**Exercise directions:** Omit the pictures, then write out every entry exactly as it reads.

**Records shown:**
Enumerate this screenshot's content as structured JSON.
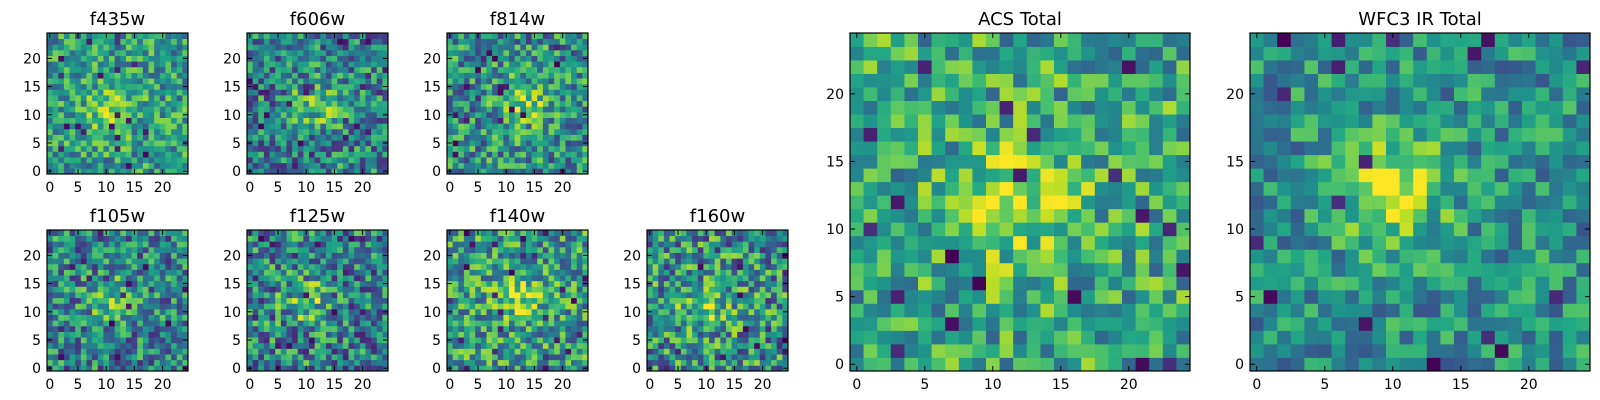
{
  "chart_data": [
    {
      "type": "heatmap",
      "title": "f435w",
      "colormap": "viridis",
      "xlim": [
        0,
        24
      ],
      "ylim": [
        0,
        24
      ],
      "x_ticks": [
        0,
        5,
        10,
        15,
        20
      ],
      "y_ticks": [
        0,
        5,
        10,
        15,
        20
      ],
      "grid": false,
      "x_tick_labels": [
        "0",
        "5",
        "10",
        "15",
        "20"
      ],
      "y_tick_labels": [
        "0",
        "5",
        "10",
        "15",
        "20"
      ],
      "values_description": "25x25 pixel cutout, mostly green-yellow noise with faint central source and scattered dark pixels"
    },
    {
      "type": "heatmap",
      "title": "f606w",
      "colormap": "viridis",
      "xlim": [
        0,
        24
      ],
      "ylim": [
        0,
        24
      ],
      "x_ticks": [
        0,
        5,
        10,
        15,
        20
      ],
      "y_ticks": [
        0,
        5,
        10,
        15,
        20
      ],
      "grid": false,
      "x_tick_labels": [
        "0",
        "5",
        "10",
        "15",
        "20"
      ],
      "y_tick_labels": [
        "0",
        "5",
        "10",
        "15",
        "20"
      ]
    },
    {
      "type": "heatmap",
      "title": "f814w",
      "colormap": "viridis",
      "xlim": [
        0,
        24
      ],
      "ylim": [
        0,
        24
      ],
      "x_ticks": [
        0,
        5,
        10,
        15,
        20
      ],
      "y_ticks": [
        0,
        5,
        10,
        15,
        20
      ],
      "grid": false,
      "x_tick_labels": [
        "0",
        "5",
        "10",
        "15",
        "20"
      ],
      "y_tick_labels": [
        "0",
        "5",
        "10",
        "15",
        "20"
      ]
    },
    {
      "type": "heatmap",
      "title": "f105w",
      "colormap": "viridis",
      "xlim": [
        0,
        24
      ],
      "ylim": [
        0,
        24
      ],
      "x_ticks": [
        0,
        5,
        10,
        15,
        20
      ],
      "y_ticks": [
        0,
        5,
        10,
        15,
        20
      ],
      "grid": false,
      "x_tick_labels": [
        "0",
        "5",
        "10",
        "15",
        "20"
      ],
      "y_tick_labels": [
        "0",
        "5",
        "10",
        "15",
        "20"
      ]
    },
    {
      "type": "heatmap",
      "title": "f125w",
      "colormap": "viridis",
      "xlim": [
        0,
        24
      ],
      "ylim": [
        0,
        24
      ],
      "x_ticks": [
        0,
        5,
        10,
        15,
        20
      ],
      "y_ticks": [
        0,
        5,
        10,
        15,
        20
      ],
      "grid": false,
      "x_tick_labels": [
        "0",
        "5",
        "10",
        "15",
        "20"
      ],
      "y_tick_labels": [
        "0",
        "5",
        "10",
        "15",
        "20"
      ]
    },
    {
      "type": "heatmap",
      "title": "f140w",
      "colormap": "viridis",
      "xlim": [
        0,
        24
      ],
      "ylim": [
        0,
        24
      ],
      "x_ticks": [
        0,
        5,
        10,
        15,
        20
      ],
      "y_ticks": [
        0,
        5,
        10,
        15,
        20
      ],
      "grid": false,
      "x_tick_labels": [
        "0",
        "5",
        "10",
        "15",
        "20"
      ],
      "y_tick_labels": [
        "0",
        "5",
        "10",
        "15",
        "20"
      ]
    },
    {
      "type": "heatmap",
      "title": "f160w",
      "colormap": "viridis",
      "xlim": [
        0,
        24
      ],
      "ylim": [
        0,
        24
      ],
      "x_ticks": [
        0,
        5,
        10,
        15,
        20
      ],
      "y_ticks": [
        0,
        5,
        10,
        15,
        20
      ],
      "grid": false,
      "x_tick_labels": [
        "0",
        "5",
        "10",
        "15",
        "20"
      ],
      "y_tick_labels": [
        "0",
        "5",
        "10",
        "15",
        "20"
      ]
    },
    {
      "type": "heatmap",
      "title": "ACS Total",
      "colormap": "viridis",
      "xlim": [
        0,
        24
      ],
      "ylim": [
        0,
        24
      ],
      "x_ticks": [
        0,
        5,
        10,
        15,
        20
      ],
      "y_ticks": [
        0,
        5,
        10,
        15,
        20
      ],
      "grid": false,
      "x_tick_labels": [
        "0",
        "5",
        "10",
        "15",
        "20"
      ],
      "y_tick_labels": [
        "0",
        "5",
        "10",
        "15",
        "20"
      ]
    },
    {
      "type": "heatmap",
      "title": "WFC3 IR Total",
      "colormap": "viridis",
      "xlim": [
        0,
        24
      ],
      "ylim": [
        0,
        24
      ],
      "x_ticks": [
        0,
        5,
        10,
        15,
        20
      ],
      "y_ticks": [
        0,
        5,
        10,
        15,
        20
      ],
      "grid": false,
      "x_tick_labels": [
        "0",
        "5",
        "10",
        "15",
        "20"
      ],
      "y_tick_labels": [
        "0",
        "5",
        "10",
        "15",
        "20"
      ]
    }
  ]
}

**Task answer:**
Enumerate this screenshot's content as structured JSON.
{
  "chart_data": [
    {
      "type": "heatmap",
      "title": "f435w",
      "colormap": "viridis",
      "xlim": [
        0,
        24
      ],
      "ylim": [
        0,
        24
      ],
      "x_ticks": [
        0,
        5,
        10,
        15,
        20
      ],
      "y_ticks": [
        0,
        5,
        10,
        15,
        20
      ],
      "grid": false,
      "x_tick_labels": [
        "0",
        "5",
        "10",
        "15",
        "20"
      ],
      "y_tick_labels": [
        "0",
        "5",
        "10",
        "15",
        "20"
      ],
      "values_description": "25x25 pixel cutout, mostly green-yellow noise with faint central source and scattered dark pixels"
    },
    {
      "type": "heatmap",
      "title": "f606w",
      "colormap": "viridis",
      "xlim": [
        0,
        24
      ],
      "ylim": [
        0,
        24
      ],
      "x_ticks": [
        0,
        5,
        10,
        15,
        20
      ],
      "y_ticks": [
        0,
        5,
        10,
        15,
        20
      ],
      "grid": false,
      "x_tick_labels": [
        "0",
        "5",
        "10",
        "15",
        "20"
      ],
      "y_tick_labels": [
        "0",
        "5",
        "10",
        "15",
        "20"
      ]
    },
    {
      "type": "heatmap",
      "title": "f814w",
      "colormap": "viridis",
      "xlim": [
        0,
        24
      ],
      "ylim": [
        0,
        24
      ],
      "x_ticks": [
        0,
        5,
        10,
        15,
        20
      ],
      "y_ticks": [
        0,
        5,
        10,
        15,
        20
      ],
      "grid": false,
      "x_tick_labels": [
        "0",
        "5",
        "10",
        "15",
        "20"
      ],
      "y_tick_labels": [
        "0",
        "5",
        "10",
        "15",
        "20"
      ]
    },
    {
      "type": "heatmap",
      "title": "f105w",
      "colormap": "viridis",
      "xlim": [
        0,
        24
      ],
      "ylim": [
        0,
        24
      ],
      "x_ticks": [
        0,
        5,
        10,
        15,
        20
      ],
      "y_ticks": [
        0,
        5,
        10,
        15,
        20
      ],
      "grid": false,
      "x_tick_labels": [
        "0",
        "5",
        "10",
        "15",
        "20"
      ],
      "y_tick_labels": [
        "0",
        "5",
        "10",
        "15",
        "20"
      ]
    },
    {
      "type": "heatmap",
      "title": "f125w",
      "colormap": "viridis",
      "xlim": [
        0,
        24
      ],
      "ylim": [
        0,
        24
      ],
      "x_ticks": [
        0,
        5,
        10,
        15,
        20
      ],
      "y_ticks": [
        0,
        5,
        10,
        15,
        20
      ],
      "grid": false,
      "x_tick_labels": [
        "0",
        "5",
        "10",
        "15",
        "20"
      ],
      "y_tick_labels": [
        "0",
        "5",
        "10",
        "15",
        "20"
      ]
    },
    {
      "type": "heatmap",
      "title": "f140w",
      "colormap": "viridis",
      "xlim": [
        0,
        24
      ],
      "ylim": [
        0,
        24
      ],
      "x_ticks": [
        0,
        5,
        10,
        15,
        20
      ],
      "y_ticks": [
        0,
        5,
        10,
        15,
        20
      ],
      "grid": false,
      "x_tick_labels": [
        "0",
        "5",
        "10",
        "15",
        "20"
      ],
      "y_tick_labels": [
        "0",
        "5",
        "10",
        "15",
        "20"
      ]
    },
    {
      "type": "heatmap",
      "title": "f160w",
      "colormap": "viridis",
      "xlim": [
        0,
        24
      ],
      "ylim": [
        0,
        24
      ],
      "x_ticks": [
        0,
        5,
        10,
        15,
        20
      ],
      "y_ticks": [
        0,
        5,
        10,
        15,
        20
      ],
      "grid": false,
      "x_tick_labels": [
        "0",
        "5",
        "10",
        "15",
        "20"
      ],
      "y_tick_labels": [
        "0",
        "5",
        "10",
        "15",
        "20"
      ]
    },
    {
      "type": "heatmap",
      "title": "ACS Total",
      "colormap": "viridis",
      "xlim": [
        0,
        24
      ],
      "ylim": [
        0,
        24
      ],
      "x_ticks": [
        0,
        5,
        10,
        15,
        20
      ],
      "y_ticks": [
        0,
        5,
        10,
        15,
        20
      ],
      "grid": false,
      "x_tick_labels": [
        "0",
        "5",
        "10",
        "15",
        "20"
      ],
      "y_tick_labels": [
        "0",
        "5",
        "10",
        "15",
        "20"
      ]
    },
    {
      "type": "heatmap",
      "title": "WFC3 IR Total",
      "colormap": "viridis",
      "xlim": [
        0,
        24
      ],
      "ylim": [
        0,
        24
      ],
      "x_ticks": [
        0,
        5,
        10,
        15,
        20
      ],
      "y_ticks": [
        0,
        5,
        10,
        15,
        20
      ],
      "grid": false,
      "x_tick_labels": [
        "0",
        "5",
        "10",
        "15",
        "20"
      ],
      "y_tick_labels": [
        "0",
        "5",
        "10",
        "15",
        "20"
      ]
    }
  ]
}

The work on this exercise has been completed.